Data entries →
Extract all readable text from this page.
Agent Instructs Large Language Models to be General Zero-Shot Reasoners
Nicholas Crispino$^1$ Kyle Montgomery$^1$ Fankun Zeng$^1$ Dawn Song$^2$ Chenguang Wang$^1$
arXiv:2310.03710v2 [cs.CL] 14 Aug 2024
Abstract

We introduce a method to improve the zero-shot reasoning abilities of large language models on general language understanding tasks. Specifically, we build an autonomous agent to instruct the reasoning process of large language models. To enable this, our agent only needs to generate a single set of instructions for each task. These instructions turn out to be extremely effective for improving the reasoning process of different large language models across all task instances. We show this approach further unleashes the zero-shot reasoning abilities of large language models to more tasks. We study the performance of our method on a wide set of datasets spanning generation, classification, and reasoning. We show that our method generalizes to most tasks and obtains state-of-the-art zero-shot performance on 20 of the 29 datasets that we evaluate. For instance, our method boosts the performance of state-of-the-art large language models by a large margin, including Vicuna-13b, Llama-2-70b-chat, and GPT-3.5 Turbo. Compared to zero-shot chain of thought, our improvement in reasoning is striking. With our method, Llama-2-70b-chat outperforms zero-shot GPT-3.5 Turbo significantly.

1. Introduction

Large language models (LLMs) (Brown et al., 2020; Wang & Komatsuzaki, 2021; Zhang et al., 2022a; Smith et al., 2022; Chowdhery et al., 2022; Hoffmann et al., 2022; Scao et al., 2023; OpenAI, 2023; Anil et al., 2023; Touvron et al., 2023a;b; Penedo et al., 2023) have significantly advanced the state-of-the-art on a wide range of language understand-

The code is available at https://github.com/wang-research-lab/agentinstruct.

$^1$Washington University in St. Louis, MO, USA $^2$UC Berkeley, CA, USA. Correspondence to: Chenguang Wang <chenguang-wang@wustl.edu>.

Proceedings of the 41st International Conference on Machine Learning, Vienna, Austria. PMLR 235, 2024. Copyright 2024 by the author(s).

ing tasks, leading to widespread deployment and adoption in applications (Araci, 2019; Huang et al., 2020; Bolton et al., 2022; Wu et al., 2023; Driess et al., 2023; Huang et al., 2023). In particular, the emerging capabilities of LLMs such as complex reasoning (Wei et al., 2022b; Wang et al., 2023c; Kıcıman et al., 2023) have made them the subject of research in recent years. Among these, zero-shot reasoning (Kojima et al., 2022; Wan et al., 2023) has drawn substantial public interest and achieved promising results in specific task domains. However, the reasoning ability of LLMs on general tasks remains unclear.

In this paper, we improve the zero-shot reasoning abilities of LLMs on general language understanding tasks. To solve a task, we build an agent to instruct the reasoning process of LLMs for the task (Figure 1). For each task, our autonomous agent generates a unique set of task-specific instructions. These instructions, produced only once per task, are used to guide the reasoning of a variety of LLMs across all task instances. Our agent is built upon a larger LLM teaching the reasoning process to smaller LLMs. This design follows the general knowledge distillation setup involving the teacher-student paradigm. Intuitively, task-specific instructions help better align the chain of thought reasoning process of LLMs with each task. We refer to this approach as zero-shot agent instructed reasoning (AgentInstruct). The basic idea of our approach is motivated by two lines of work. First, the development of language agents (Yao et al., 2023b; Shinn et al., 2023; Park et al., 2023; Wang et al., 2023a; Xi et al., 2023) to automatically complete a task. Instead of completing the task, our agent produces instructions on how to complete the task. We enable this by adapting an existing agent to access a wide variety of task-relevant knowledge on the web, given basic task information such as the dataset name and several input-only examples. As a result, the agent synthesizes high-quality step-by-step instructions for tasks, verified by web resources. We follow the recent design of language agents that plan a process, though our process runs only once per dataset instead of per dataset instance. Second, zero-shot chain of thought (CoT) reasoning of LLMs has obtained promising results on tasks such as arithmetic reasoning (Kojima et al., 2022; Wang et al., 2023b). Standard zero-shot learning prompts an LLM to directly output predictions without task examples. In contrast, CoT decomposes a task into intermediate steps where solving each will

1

Exercise task →
Above are several records. Count the lines among them that contain "research" and give only the total.

Solution to the exercise →
2